Records contained in a dataset:
━━━━━━━━━━

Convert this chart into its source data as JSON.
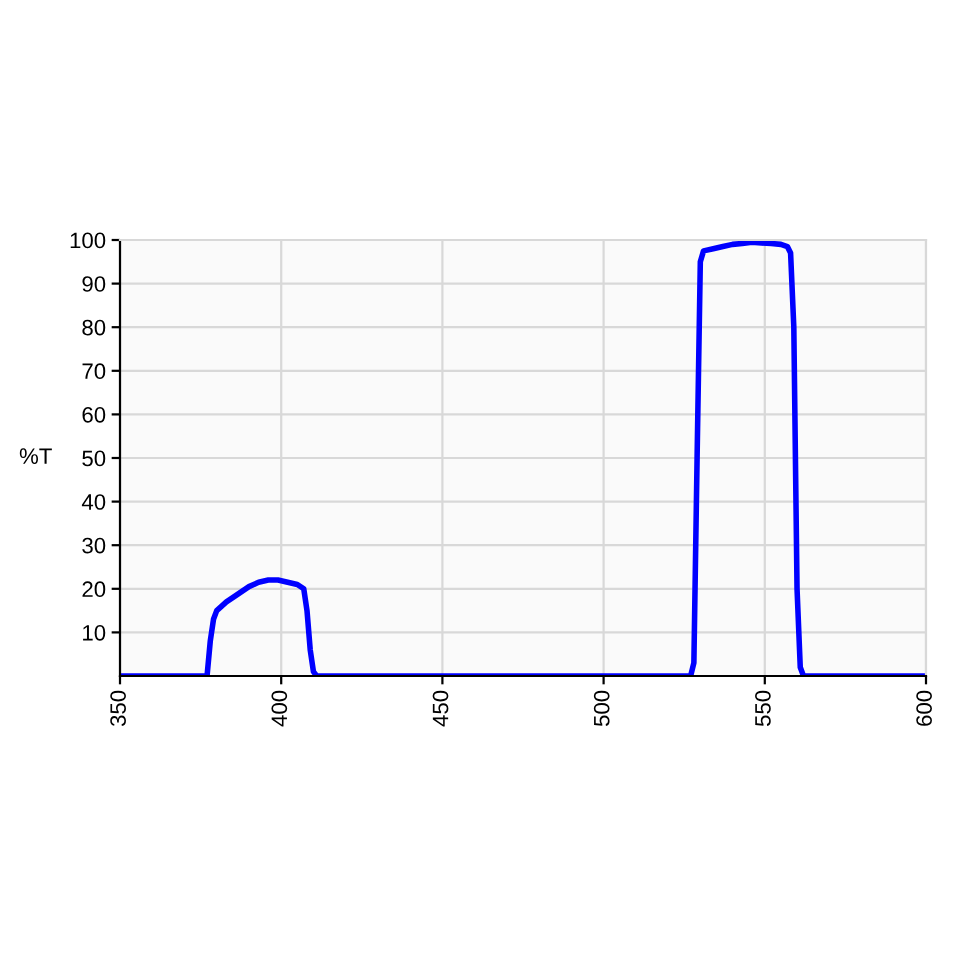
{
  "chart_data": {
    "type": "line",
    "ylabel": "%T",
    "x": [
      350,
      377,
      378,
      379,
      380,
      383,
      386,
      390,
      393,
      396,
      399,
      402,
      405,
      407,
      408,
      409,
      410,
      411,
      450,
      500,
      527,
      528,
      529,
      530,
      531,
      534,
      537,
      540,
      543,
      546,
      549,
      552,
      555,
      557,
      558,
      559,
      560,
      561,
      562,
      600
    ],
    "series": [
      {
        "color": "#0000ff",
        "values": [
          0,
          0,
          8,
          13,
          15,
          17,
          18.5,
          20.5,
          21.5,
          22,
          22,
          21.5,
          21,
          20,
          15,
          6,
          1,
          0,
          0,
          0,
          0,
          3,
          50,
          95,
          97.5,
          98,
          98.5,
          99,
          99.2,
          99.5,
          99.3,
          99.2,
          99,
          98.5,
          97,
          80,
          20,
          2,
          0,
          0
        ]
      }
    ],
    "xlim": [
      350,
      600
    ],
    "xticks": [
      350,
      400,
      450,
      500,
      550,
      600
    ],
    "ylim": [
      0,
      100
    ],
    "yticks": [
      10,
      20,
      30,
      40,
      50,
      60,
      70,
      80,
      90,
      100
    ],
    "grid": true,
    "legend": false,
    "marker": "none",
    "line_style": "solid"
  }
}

━━━━━━━━━━

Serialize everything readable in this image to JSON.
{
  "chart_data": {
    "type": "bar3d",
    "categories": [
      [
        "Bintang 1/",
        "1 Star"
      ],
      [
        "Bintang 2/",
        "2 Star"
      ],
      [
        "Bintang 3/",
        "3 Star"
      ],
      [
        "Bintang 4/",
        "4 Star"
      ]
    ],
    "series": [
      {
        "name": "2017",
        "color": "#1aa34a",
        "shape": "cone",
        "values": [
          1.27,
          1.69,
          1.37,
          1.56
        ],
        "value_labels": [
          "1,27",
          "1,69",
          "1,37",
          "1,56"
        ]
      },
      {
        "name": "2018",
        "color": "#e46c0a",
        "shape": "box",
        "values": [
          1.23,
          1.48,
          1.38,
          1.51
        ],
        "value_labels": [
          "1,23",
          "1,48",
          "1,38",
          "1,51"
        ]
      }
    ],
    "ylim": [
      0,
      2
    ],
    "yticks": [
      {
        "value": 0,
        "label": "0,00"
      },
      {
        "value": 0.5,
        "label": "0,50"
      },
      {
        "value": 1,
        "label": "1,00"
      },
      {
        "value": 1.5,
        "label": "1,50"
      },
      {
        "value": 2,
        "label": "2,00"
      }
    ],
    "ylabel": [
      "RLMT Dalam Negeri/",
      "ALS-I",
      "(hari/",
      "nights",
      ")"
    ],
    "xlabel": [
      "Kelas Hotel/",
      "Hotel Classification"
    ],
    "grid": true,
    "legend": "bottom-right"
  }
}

━━━━━━━━━━

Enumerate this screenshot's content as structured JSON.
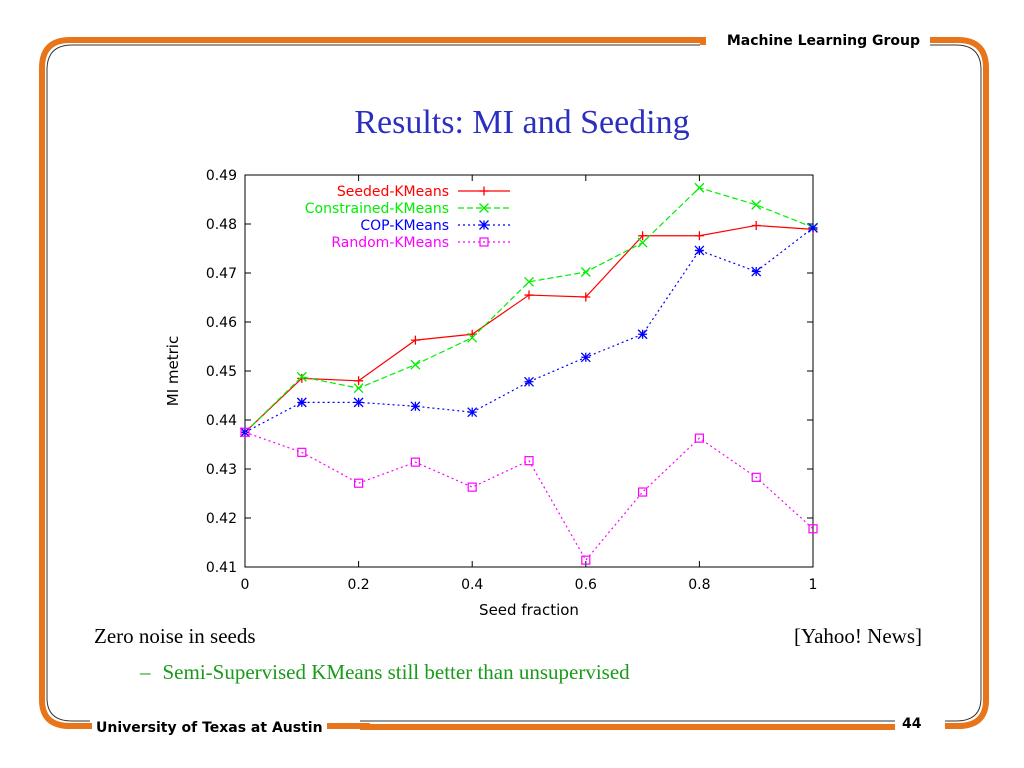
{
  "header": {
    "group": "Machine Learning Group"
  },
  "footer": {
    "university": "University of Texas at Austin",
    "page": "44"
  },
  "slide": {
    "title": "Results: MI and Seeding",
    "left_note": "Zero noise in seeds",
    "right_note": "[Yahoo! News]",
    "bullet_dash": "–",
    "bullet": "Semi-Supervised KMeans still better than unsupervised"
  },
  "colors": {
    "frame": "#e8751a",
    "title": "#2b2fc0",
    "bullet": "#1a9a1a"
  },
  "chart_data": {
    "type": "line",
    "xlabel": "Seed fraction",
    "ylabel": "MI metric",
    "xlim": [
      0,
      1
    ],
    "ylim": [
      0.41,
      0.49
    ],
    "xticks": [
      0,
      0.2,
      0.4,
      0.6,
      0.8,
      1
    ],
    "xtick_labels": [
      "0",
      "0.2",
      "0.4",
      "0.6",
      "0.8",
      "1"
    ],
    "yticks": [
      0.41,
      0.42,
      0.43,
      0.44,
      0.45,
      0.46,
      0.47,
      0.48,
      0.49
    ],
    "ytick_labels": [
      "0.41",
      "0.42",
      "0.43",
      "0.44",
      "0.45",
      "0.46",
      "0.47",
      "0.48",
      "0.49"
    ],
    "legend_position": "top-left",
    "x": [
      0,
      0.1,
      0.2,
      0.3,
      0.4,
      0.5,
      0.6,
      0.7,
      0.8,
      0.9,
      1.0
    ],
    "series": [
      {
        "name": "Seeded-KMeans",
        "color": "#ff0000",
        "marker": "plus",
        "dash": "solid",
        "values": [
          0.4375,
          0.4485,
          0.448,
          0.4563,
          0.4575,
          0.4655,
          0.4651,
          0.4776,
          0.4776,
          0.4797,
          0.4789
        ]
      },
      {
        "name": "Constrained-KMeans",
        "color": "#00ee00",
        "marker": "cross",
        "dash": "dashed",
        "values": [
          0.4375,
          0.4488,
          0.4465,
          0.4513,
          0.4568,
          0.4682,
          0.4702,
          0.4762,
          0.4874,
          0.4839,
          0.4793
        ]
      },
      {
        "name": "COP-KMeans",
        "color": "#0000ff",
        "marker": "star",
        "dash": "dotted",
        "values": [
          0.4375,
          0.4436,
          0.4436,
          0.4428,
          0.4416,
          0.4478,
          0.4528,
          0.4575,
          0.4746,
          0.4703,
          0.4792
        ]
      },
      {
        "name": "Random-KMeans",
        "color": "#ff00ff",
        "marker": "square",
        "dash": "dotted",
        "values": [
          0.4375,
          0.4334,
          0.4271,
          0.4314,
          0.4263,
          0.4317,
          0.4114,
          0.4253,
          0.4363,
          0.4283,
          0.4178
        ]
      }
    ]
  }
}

━━━━━━━━━━

> What is required
Pull out all lines of the data with the string "title".

> The result
    "title": "Results: MI and Seeding",
    "title": "#2b2fc0",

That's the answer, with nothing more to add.